WORK INSTRUCTIONS: Quote the records that follow in full, leaving the pictures out.

++++ MATERIAL FOR THIS TASK ++++

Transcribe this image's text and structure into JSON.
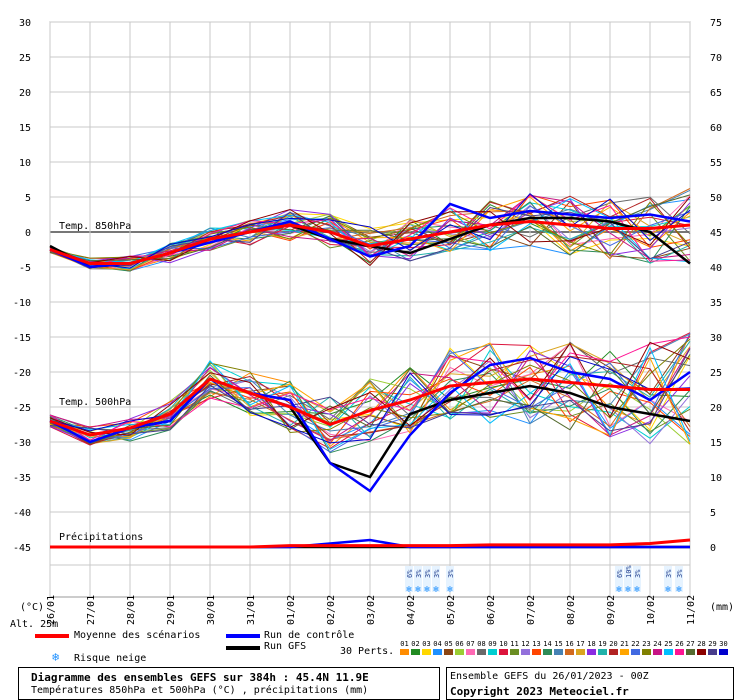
{
  "chart_data": {
    "type": "line",
    "title": "Diagramme des ensembles GEFS sur 384h : 45.4N 11.9E",
    "subtitle": "Températures 850hPa et 500hPa (°C) , précipitations (mm)",
    "ensemble_label": "Ensemble GEFS du 26/01/2023 - 00Z",
    "copyright": "Copyright 2023 Meteociel.fr",
    "left_axis_unit": "(°C)",
    "right_axis_unit": "(mm)",
    "altitude_label": "Alt. 25m",
    "left_ticks": [
      30,
      25,
      20,
      15,
      10,
      5,
      0,
      -5,
      -10,
      -15,
      -20,
      -25,
      -30,
      -35,
      -40,
      -45
    ],
    "right_ticks": [
      75,
      70,
      65,
      60,
      55,
      50,
      45,
      40,
      35,
      30,
      25,
      20,
      15,
      10,
      5,
      0
    ],
    "x_dates": [
      "26/01",
      "27/01",
      "28/01",
      "29/01",
      "30/01",
      "31/01",
      "01/02",
      "02/02",
      "03/02",
      "04/02",
      "05/02",
      "06/02",
      "07/02",
      "08/02",
      "09/02",
      "10/02",
      "11/02"
    ],
    "band_labels": {
      "t850": "Temp. 850hPa",
      "t500": "Temp. 500hPa",
      "precip": "Précipitations"
    },
    "snow_risk_labels": [
      "6%",
      "3%",
      "3%",
      "3%",
      "3%",
      "6%",
      "10%",
      "3%",
      "3%",
      "3%"
    ],
    "legend": {
      "mean": "Moyenne des scénarios",
      "control": "Run de contrôle",
      "gfs": "Run GFS",
      "snow": "Risque neige",
      "perts_label": "30 Perts."
    },
    "perturbation_ids": [
      "01",
      "02",
      "03",
      "04",
      "05",
      "06",
      "07",
      "08",
      "09",
      "10",
      "11",
      "12",
      "13",
      "14",
      "15",
      "16",
      "17",
      "18",
      "19",
      "20",
      "21",
      "22",
      "23",
      "24",
      "25",
      "26",
      "27",
      "28",
      "29",
      "30"
    ],
    "perturbation_colors": [
      "#ff8c00",
      "#228b22",
      "#ffd700",
      "#1e90ff",
      "#8b4513",
      "#9acd32",
      "#ff69b4",
      "#696969",
      "#00ced1",
      "#dc143c",
      "#6b8e23",
      "#9370db",
      "#ff4500",
      "#2e8b57",
      "#4682b4",
      "#d2691e",
      "#daa520",
      "#8a2be2",
      "#20b2aa",
      "#b22222",
      "#ffa500",
      "#4169e1",
      "#808000",
      "#c71585",
      "#00bfff",
      "#ff1493",
      "#556b2f",
      "#8b0000",
      "#483d8b",
      "#0000cd"
    ],
    "series": [
      {
        "name": "Moyenne des scénarios",
        "color": "#ff0000",
        "t850": [
          -2.5,
          -4.5,
          -4.5,
          -3,
          -1,
          0,
          1,
          0,
          -2,
          -1,
          0,
          1,
          1.5,
          1,
          0.5,
          0.5,
          1
        ],
        "t500": [
          -27,
          -29,
          -28,
          -26,
          -21,
          -23,
          -25,
          -27.5,
          -25.5,
          -24,
          -22,
          -21.5,
          -21,
          -21.5,
          -22,
          -22.5,
          -22.5
        ],
        "precip": [
          0,
          0,
          0,
          0,
          0,
          0,
          0.2,
          0.2,
          0.2,
          0.2,
          0.2,
          0.3,
          0.3,
          0.3,
          0.3,
          0.5,
          1
        ]
      },
      {
        "name": "Run de contrôle",
        "color": "#0000ff",
        "t850": [
          -2.5,
          -5,
          -4.5,
          -3,
          -1.5,
          0,
          1.5,
          -1,
          -3.5,
          -2,
          4,
          2,
          3,
          2.5,
          2,
          2.5,
          1.5
        ],
        "t500": [
          -27,
          -30,
          -28,
          -27,
          -21,
          -23,
          -24,
          -33,
          -37,
          -29,
          -23,
          -19,
          -18,
          -20,
          -21,
          -24,
          -20
        ],
        "precip": [
          0,
          0,
          0,
          0,
          0,
          0,
          0,
          0.5,
          1,
          0,
          0,
          0,
          0,
          0,
          0,
          0,
          0
        ]
      },
      {
        "name": "Run GFS",
        "color": "#000000",
        "t850": [
          -2,
          -5,
          -4.5,
          -3,
          -1,
          0,
          1,
          -1,
          -2,
          -3,
          -1,
          1,
          2,
          2,
          1.5,
          0,
          -4.5
        ],
        "t500": [
          -27,
          -29,
          -28,
          -27,
          -21,
          -23,
          -25,
          -33,
          -35,
          -26,
          -24,
          -23,
          -22,
          -23,
          -25,
          -26,
          -27
        ],
        "precip": [
          0,
          0,
          0,
          0,
          0,
          0,
          0,
          0,
          0,
          0,
          0,
          0,
          0,
          0,
          0,
          0,
          0
        ]
      }
    ]
  }
}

++++

EXERCISE ANSWER:
Transcribe this image's text and structure into JSON.
{
  "chart_data": {
    "type": "line",
    "title": "Diagramme des ensembles GEFS sur 384h : 45.4N 11.9E",
    "subtitle": "Températures 850hPa et 500hPa (°C) , précipitations (mm)",
    "ensemble_label": "Ensemble GEFS du 26/01/2023 - 00Z",
    "copyright": "Copyright 2023 Meteociel.fr",
    "left_axis_unit": "(°C)",
    "right_axis_unit": "(mm)",
    "altitude_label": "Alt. 25m",
    "left_ticks": [
      30,
      25,
      20,
      15,
      10,
      5,
      0,
      -5,
      -10,
      -15,
      -20,
      -25,
      -30,
      -35,
      -40,
      -45
    ],
    "right_ticks": [
      75,
      70,
      65,
      60,
      55,
      50,
      45,
      40,
      35,
      30,
      25,
      20,
      15,
      10,
      5,
      0
    ],
    "x_dates": [
      "26/01",
      "27/01",
      "28/01",
      "29/01",
      "30/01",
      "31/01",
      "01/02",
      "02/02",
      "03/02",
      "04/02",
      "05/02",
      "06/02",
      "07/02",
      "08/02",
      "09/02",
      "10/02",
      "11/02"
    ],
    "band_labels": {
      "t850": "Temp. 850hPa",
      "t500": "Temp. 500hPa",
      "precip": "Précipitations"
    },
    "snow_risk_labels": [
      "6%",
      "3%",
      "3%",
      "3%",
      "3%",
      "6%",
      "10%",
      "3%",
      "3%",
      "3%"
    ],
    "legend": {
      "mean": "Moyenne des scénarios",
      "control": "Run de contrôle",
      "gfs": "Run GFS",
      "snow": "Risque neige",
      "perts_label": "30 Perts."
    },
    "perturbation_ids": [
      "01",
      "02",
      "03",
      "04",
      "05",
      "06",
      "07",
      "08",
      "09",
      "10",
      "11",
      "12",
      "13",
      "14",
      "15",
      "16",
      "17",
      "18",
      "19",
      "20",
      "21",
      "22",
      "23",
      "24",
      "25",
      "26",
      "27",
      "28",
      "29",
      "30"
    ],
    "perturbation_colors": [
      "#ff8c00",
      "#228b22",
      "#ffd700",
      "#1e90ff",
      "#8b4513",
      "#9acd32",
      "#ff69b4",
      "#696969",
      "#00ced1",
      "#dc143c",
      "#6b8e23",
      "#9370db",
      "#ff4500",
      "#2e8b57",
      "#4682b4",
      "#d2691e",
      "#daa520",
      "#8a2be2",
      "#20b2aa",
      "#b22222",
      "#ffa500",
      "#4169e1",
      "#808000",
      "#c71585",
      "#00bfff",
      "#ff1493",
      "#556b2f",
      "#8b0000",
      "#483d8b",
      "#0000cd"
    ],
    "series": [
      {
        "name": "Moyenne des scénarios",
        "color": "#ff0000",
        "t850": [
          -2.5,
          -4.5,
          -4.5,
          -3,
          -1,
          0,
          1,
          0,
          -2,
          -1,
          0,
          1,
          1.5,
          1,
          0.5,
          0.5,
          1
        ],
        "t500": [
          -27,
          -29,
          -28,
          -26,
          -21,
          -23,
          -25,
          -27.5,
          -25.5,
          -24,
          -22,
          -21.5,
          -21,
          -21.5,
          -22,
          -22.5,
          -22.5
        ],
        "precip": [
          0,
          0,
          0,
          0,
          0,
          0,
          0.2,
          0.2,
          0.2,
          0.2,
          0.2,
          0.3,
          0.3,
          0.3,
          0.3,
          0.5,
          1
        ]
      },
      {
        "name": "Run de contrôle",
        "color": "#0000ff",
        "t850": [
          -2.5,
          -5,
          -4.5,
          -3,
          -1.5,
          0,
          1.5,
          -1,
          -3.5,
          -2,
          4,
          2,
          3,
          2.5,
          2,
          2.5,
          1.5
        ],
        "t500": [
          -27,
          -30,
          -28,
          -27,
          -21,
          -23,
          -24,
          -33,
          -37,
          -29,
          -23,
          -19,
          -18,
          -20,
          -21,
          -24,
          -20
        ],
        "precip": [
          0,
          0,
          0,
          0,
          0,
          0,
          0,
          0.5,
          1,
          0,
          0,
          0,
          0,
          0,
          0,
          0,
          0
        ]
      },
      {
        "name": "Run GFS",
        "color": "#000000",
        "t850": [
          -2,
          -5,
          -4.5,
          -3,
          -1,
          0,
          1,
          -1,
          -2,
          -3,
          -1,
          1,
          2,
          2,
          1.5,
          0,
          -4.5
        ],
        "t500": [
          -27,
          -29,
          -28,
          -27,
          -21,
          -23,
          -25,
          -33,
          -35,
          -26,
          -24,
          -23,
          -22,
          -23,
          -25,
          -26,
          -27
        ],
        "precip": [
          0,
          0,
          0,
          0,
          0,
          0,
          0,
          0,
          0,
          0,
          0,
          0,
          0,
          0,
          0,
          0,
          0
        ]
      }
    ]
  }
}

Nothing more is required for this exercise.